[TO DO]
1. Answer these questions from the passage on teachers and immigrant students:
(a) What did Josué finally get after having his eyes examined?
(b) Which country is Anh from?
(c) What two minor changes in instruction does the passage give as examples?
2. Extend the passage on teachers and immigrant students past its final sentence.

[EXCERPT TO READ]
In another case, it was the teacher’s initiative that led to a student (Josué) getting his eyes examined and then finally the prescription glasses he needed to be successful in school. If the teacher had not investigated the problem the student was facing, his eye problem could have gone undetected. In advanced grades, the academic adjustment might be harder for immigrant students because the requirements are higher.

Sometimes a little bit of willingness by the teacher to understand a student’s cultural background can lead to better results. For example, a student from Vietnam (Anh) was not used to giving his opinion on certain topics because he was not used to this form of instruction from his home country. If a teacher does not know about this cultural difference, then it could lead to misunderstandings. An openness towards the learner’s culture also contributes to a better rapport between learner and teacher and creates an accepting atmosphere in the classroom. This openness is not always present on the teacher’s side as Rubinstein-Avila and Lee’s examination of secondary school teachers’ attitudes towards English language learners shows (Rubinstein-Avila & Lee, 2014). Among the negative attitudes among secondary teachers towards this group were deficit beliefs that the English language learners are academically inferior and a negative attitude towards diversity (Rubinstein-Avila & Lee, 2014). Negative attitudes also could lead to teachers not seeing a benefit in helping this group of learners. However, if they could see how they could be helped by minor changes in instruction with, for example, visual aids and/or scaffolding by giving simpler definitions of difficult terms, maybe they would be more willing and open to help.

[DATA TO EXAMINE]

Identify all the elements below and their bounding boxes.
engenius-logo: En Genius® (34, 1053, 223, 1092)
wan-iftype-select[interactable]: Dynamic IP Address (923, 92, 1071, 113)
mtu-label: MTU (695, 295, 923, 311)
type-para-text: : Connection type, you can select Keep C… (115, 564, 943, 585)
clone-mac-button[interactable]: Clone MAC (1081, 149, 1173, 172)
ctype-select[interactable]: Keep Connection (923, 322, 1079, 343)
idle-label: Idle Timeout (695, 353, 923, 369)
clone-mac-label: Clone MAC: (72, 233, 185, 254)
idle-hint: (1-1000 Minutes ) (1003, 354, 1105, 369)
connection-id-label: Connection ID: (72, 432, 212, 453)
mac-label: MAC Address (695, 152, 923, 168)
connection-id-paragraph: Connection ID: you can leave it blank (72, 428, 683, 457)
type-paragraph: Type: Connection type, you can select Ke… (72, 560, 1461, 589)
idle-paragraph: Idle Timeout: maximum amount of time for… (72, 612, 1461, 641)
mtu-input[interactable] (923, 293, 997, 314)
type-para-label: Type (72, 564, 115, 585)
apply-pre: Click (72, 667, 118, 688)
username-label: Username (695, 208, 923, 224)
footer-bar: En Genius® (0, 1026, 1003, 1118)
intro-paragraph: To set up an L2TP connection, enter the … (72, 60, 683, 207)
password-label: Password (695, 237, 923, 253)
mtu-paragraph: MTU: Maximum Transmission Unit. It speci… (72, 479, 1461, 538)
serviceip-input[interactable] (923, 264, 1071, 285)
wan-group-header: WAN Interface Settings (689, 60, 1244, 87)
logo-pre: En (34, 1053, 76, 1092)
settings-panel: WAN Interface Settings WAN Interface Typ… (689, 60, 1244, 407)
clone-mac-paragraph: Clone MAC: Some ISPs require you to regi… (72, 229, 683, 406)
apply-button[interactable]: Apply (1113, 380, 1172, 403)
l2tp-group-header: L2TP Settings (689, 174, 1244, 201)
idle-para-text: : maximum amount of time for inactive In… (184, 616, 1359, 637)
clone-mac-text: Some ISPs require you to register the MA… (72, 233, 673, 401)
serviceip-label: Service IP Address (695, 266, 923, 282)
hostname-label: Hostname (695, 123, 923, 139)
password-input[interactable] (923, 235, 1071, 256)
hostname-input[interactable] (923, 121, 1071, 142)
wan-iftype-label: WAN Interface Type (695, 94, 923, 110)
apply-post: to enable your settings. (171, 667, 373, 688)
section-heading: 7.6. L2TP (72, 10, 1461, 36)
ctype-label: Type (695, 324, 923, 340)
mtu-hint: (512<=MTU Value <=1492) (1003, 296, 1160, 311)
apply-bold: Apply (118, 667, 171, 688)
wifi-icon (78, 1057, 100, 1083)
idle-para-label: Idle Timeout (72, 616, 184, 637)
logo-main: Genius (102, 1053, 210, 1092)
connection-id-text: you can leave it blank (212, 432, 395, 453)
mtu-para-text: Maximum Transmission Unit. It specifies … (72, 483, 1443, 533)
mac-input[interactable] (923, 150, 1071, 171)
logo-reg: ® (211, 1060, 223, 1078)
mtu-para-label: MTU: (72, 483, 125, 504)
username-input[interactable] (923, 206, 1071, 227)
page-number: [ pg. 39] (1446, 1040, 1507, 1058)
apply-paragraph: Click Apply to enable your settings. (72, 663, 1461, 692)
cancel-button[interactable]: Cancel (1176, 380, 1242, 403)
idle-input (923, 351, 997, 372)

[ANSWERS TO THE EXERCISES]
1.
(a) The prescription glasses he needed to be successful in school.
(b) Vietnam.
(c) Visual aids and scaffolding by giving simpler definitions of difficult terms.

2.
The positive examples in the book show that it is to the benefit of the English learner if all teachers and counselors work together but also that a little bit of support for the English learner in each class can go a long way as the One-Plus model developed by Nutta (2012) has shown. One of the success stories involves Dibenesha from The Republic of Congo. Her teachers added visual support in the form of clip art which made reading and understanding the text easier for her. The school Dibenesha went to in the United States had teachers using the One-Plus model (Nutta, 2012). One of the strengths of this model is that some additional instructional tools can be included in already present courses for pre-service teachers which prove to be cost efficient and beneficial for immigrant students.

This book makes a useful and interesting contribution to understanding the cultural and linguistic backgrounds of English language learners. It is well-written, keeps the reader engaged, and fosters empathy for the different life stories of the students. Most importantly, the stories of the English learners in this book will better enable teachers to help immigrant learners in their educational journey. As a result, English Learners at Home and at School: Stories and Strategies is highly recommended to any teacher in the K-12 school system and beyond.


Lavery, R., Nutta, J., & Youngblood, A. (2019). Analyzing student learning gains to evaluate differentiated teacher preparation for fostering English learners’ achievement in linguistically diverse classrooms. Journal of Teacher Education, 70(4), 372–387.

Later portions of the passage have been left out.